→ **Objective**:
Extract the whole listing as it stands. Do not include the pictures.
* BEGIN Given data *
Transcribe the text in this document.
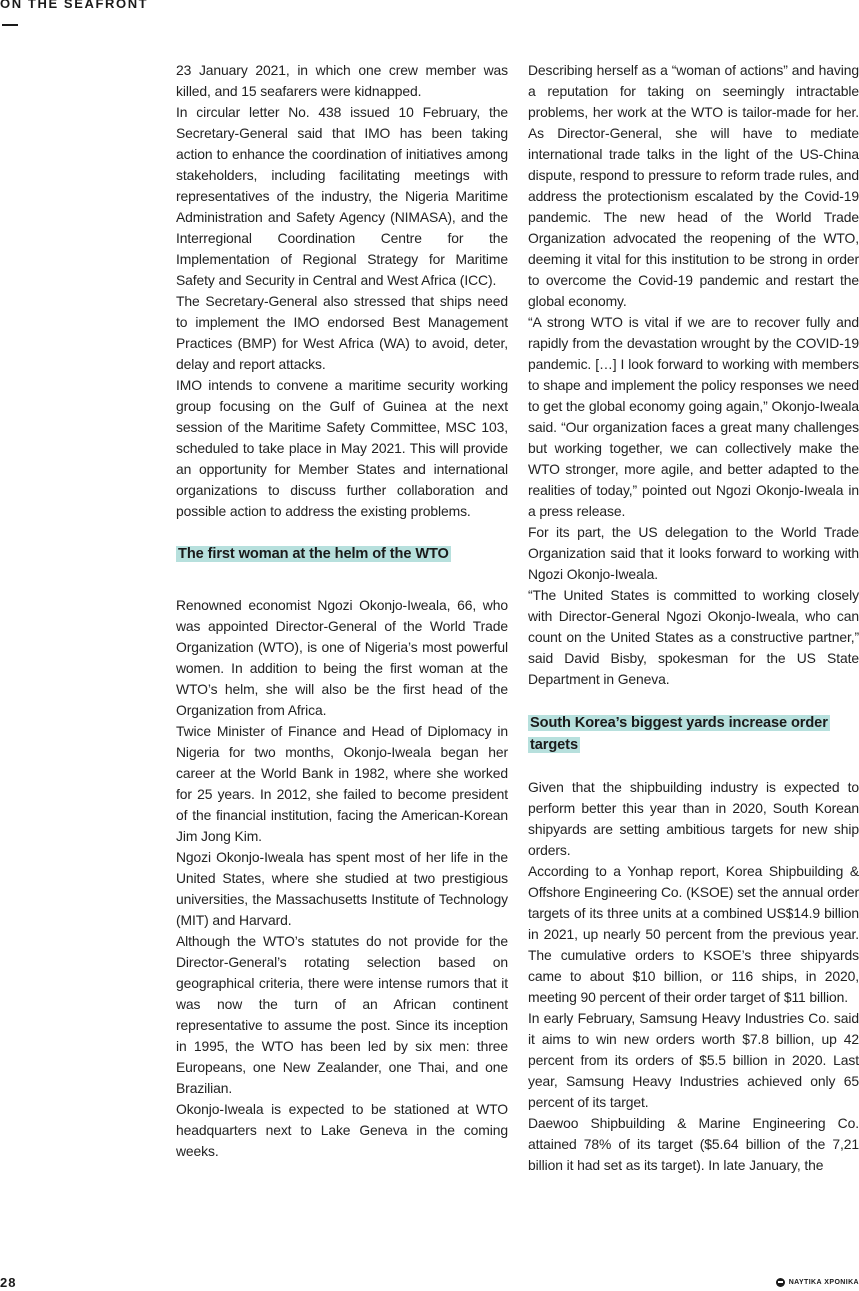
ON THE SEAFRONT

23 January 2021, in which one crew member was killed, and 15 seafarers were kidnapped.

In circular letter No. 438 issued 10 February, the Secretary-General said that IMO has been taking action to enhance the coordination of initiatives among stakeholders, including facilitating meetings with representatives of the industry, the Nigeria Maritime Administration and Safety Agency (NIMASA), and the Interregional Coordination Centre for the Implementation of Regional Strategy for Maritime Safety and Security in Central and West Africa (ICC).

The Secretary-General also stressed that ships need to implement the IMO endorsed Best Management Practices (BMP) for West Africa (WA) to avoid, deter, delay and report attacks.

IMO intends to convene a maritime security working group focusing on the Gulf of Guinea at the next session of the Maritime Safety Committee, MSC 103, scheduled to take place in May 2021. This will provide an opportunity for Member States and international organizations to discuss further collaboration and possible action to address the existing problems.

The first woman at the helm of the WTO

Renowned economist Ngozi Okonjo-Iweala, 66, who was appointed Director-General of the World Trade Organization (WTO), is one of Nigeria’s most powerful women. In addition to being the first woman at the WTO’s helm, she will also be the first head of the Organization from Africa.

Twice Minister of Finance and Head of Diplomacy in Nigeria for two months, Okonjo-Iweala began her career at the World Bank in 1982, where she worked for 25 years. In 2012, she failed to become president of the financial institution, facing the American-Korean Jim Jong Kim.

Ngozi Okonjo-Iweala has spent most of her life in the United States, where she studied at two prestigious universities, the Massachusetts Institute of Technology (MIT) and Harvard.

Although the WTO’s statutes do not provide for the Director-General’s rotating selection based on geographical criteria, there were intense rumors that it was now the turn of an African continent representative to assume the post. Since its inception in 1995, the WTO has been led by six men: three Europeans, one New Zealander, one Thai, and one Brazilian.

Okonjo-Iweala is expected to be stationed at WTO headquarters next to Lake Geneva in the coming weeks.

Describing herself as a “woman of actions” and having a reputation for taking on seemingly intractable problems, her work at the WTO is tailor-made for her. As Director-General, she will have to mediate international trade talks in the light of the US-China dispute, respond to pressure to reform trade rules, and address the protectionism escalated by the Covid-19 pandemic. The new head of the World Trade Organization advocated the reopening of the WTO, deeming it vital for this institution to be strong in order to overcome the Covid-19 pandemic and restart the global economy.

“A strong WTO is vital if we are to recover fully and rapidly from the devastation wrought by the COVID-19 pandemic. […] I look forward to working with members to shape and implement the policy responses we need to get the global economy going again,” Okonjo-Iweala said. “Our organization faces a great many challenges but working together, we can collectively make the WTO stronger, more agile, and better adapted to the realities of today,” pointed out Ngozi Okonjo-Iweala in a press release.

For its part, the US delegation to the World Trade Organization said that it looks forward to working with Ngozi Okonjo-Iweala.

“The United States is committed to working closely with Director-General Ngozi Okonjo-Iweala, who can count on the United States as a constructive partner,” said David Bisby, spokesman for the US State Department in Geneva.

South Korea’s biggest yards increase order targets

Given that the shipbuilding industry is expected to perform better this year than in 2020, South Korean shipyards are setting ambitious targets for new ship orders.

According to a Yonhap report, Korea Shipbuilding & Offshore Engineering Co. (KSOE) set the annual order targets of its three units at a combined US$14.9 billion in 2021, up nearly 50 percent from the previous year. The cumulative orders to KSOE’s three shipyards came to about $10 billion, or 116 ships, in 2020, meeting 90 percent of their order target of $11 billion.

In early February, Samsung Heavy Industries Co. said it aims to win new orders worth $7.8 billion, up 42 percent from its orders of $5.5 billion in 2020. Last year, Samsung Heavy Industries achieved only 65 percent of its target.

Daewoo Shipbuilding & Marine Engineering Co. attained 78% of its target ($5.64 billion of the 7,21 billion it had set as its target). In late January, the

28	ΝΑΥΤΙΚΑ ΧΡΟΝΙΚΑ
* END Given data *
→ **Response for this exercise**:
Transcribe the text in this document.
ON THE SEAFRONT

23 January 2021, in which one crew member was killed, and 15 seafarers were kidnapped.

In circular letter No. 438 issued 10 February, the Secretary-General said that IMO has been taking action to enhance the coordination of initiatives among stakeholders, including facilitating meetings with representatives of the industry, the Nigeria Maritime Administration and Safety Agency (NIMASA), and the Interregional Coordination Centre for the Implementation of Regional Strategy for Maritime Safety and Security in Central and West Africa (ICC).

The Secretary-General also stressed that ships need to implement the IMO endorsed Best Management Practices (BMP) for West Africa (WA) to avoid, deter, delay and report attacks.

IMO intends to convene a maritime security working group focusing on the Gulf of Guinea at the next session of the Maritime Safety Committee, MSC 103, scheduled to take place in May 2021. This will provide an opportunity for Member States and international organizations to discuss further collaboration and possible action to address the existing problems.

The first woman at the helm of the WTO

Renowned economist Ngozi Okonjo-Iweala, 66, who was appointed Director-General of the World Trade Organization (WTO), is one of Nigeria’s most powerful women. In addition to being the first woman at the WTO’s helm, she will also be the first head of the Organization from Africa.

Twice Minister of Finance and Head of Diplomacy in Nigeria for two months, Okonjo-Iweala began her career at the World Bank in 1982, where she worked for 25 years. In 2012, she failed to become president of the financial institution, facing the American-Korean Jim Jong Kim.

Ngozi Okonjo-Iweala has spent most of her life in the United States, where she studied at two prestigious universities, the Massachusetts Institute of Technology (MIT) and Harvard.

Although the WTO’s statutes do not provide for the Director-General’s rotating selection based on geographical criteria, there were intense rumors that it was now the turn of an African continent representative to assume the post. Since its inception in 1995, the WTO has been led by six men: three Europeans, one New Zealander, one Thai, and one Brazilian.

Okonjo-Iweala is expected to be stationed at WTO headquarters next to Lake Geneva in the coming weeks.

Describing herself as a “woman of actions” and having a reputation for taking on seemingly intractable problems, her work at the WTO is tailor-made for her. As Director-General, she will have to mediate international trade talks in the light of the US-China dispute, respond to pressure to reform trade rules, and address the protectionism escalated by the Covid-19 pandemic. The new head of the World Trade Organization advocated the reopening of the WTO, deeming it vital for this institution to be strong in order to overcome the Covid-19 pandemic and restart the global economy.

“A strong WTO is vital if we are to recover fully and rapidly from the devastation wrought by the COVID-19 pandemic. […] I look forward to working with members to shape and implement the policy responses we need to get the global economy going again,” Okonjo-Iweala said. “Our organization faces a great many challenges but working together, we can collectively make the WTO stronger, more agile, and better adapted to the realities of today,” pointed out Ngozi Okonjo-Iweala in a press release.

For its part, the US delegation to the World Trade Organization said that it looks forward to working with Ngozi Okonjo-Iweala.

“The United States is committed to working closely with Director-General Ngozi Okonjo-Iweala, who can count on the United States as a constructive partner,” said David Bisby, spokesman for the US State Department in Geneva.

South Korea’s biggest yards increase order targets

Given that the shipbuilding industry is expected to perform better this year than in 2020, South Korean shipyards are setting ambitious targets for new ship orders.

According to a Yonhap report, Korea Shipbuilding & Offshore Engineering Co. (KSOE) set the annual order targets of its three units at a combined US$14.9 billion in 2021, up nearly 50 percent from the previous year. The cumulative orders to KSOE’s three shipyards came to about $10 billion, or 116 ships, in 2020, meeting 90 percent of their order target of $11 billion.

In early February, Samsung Heavy Industries Co. said it aims to win new orders worth $7.8 billion, up 42 percent from its orders of $5.5 billion in 2020. Last year, Samsung Heavy Industries achieved only 65 percent of its target.

Daewoo Shipbuilding & Marine Engineering Co. attained 78% of its target ($5.64 billion of the 7,21 billion it had set as its target). In late January, the

28	ΝΑΥΤΙΚΑ ΧΡΟΝΙΚΑ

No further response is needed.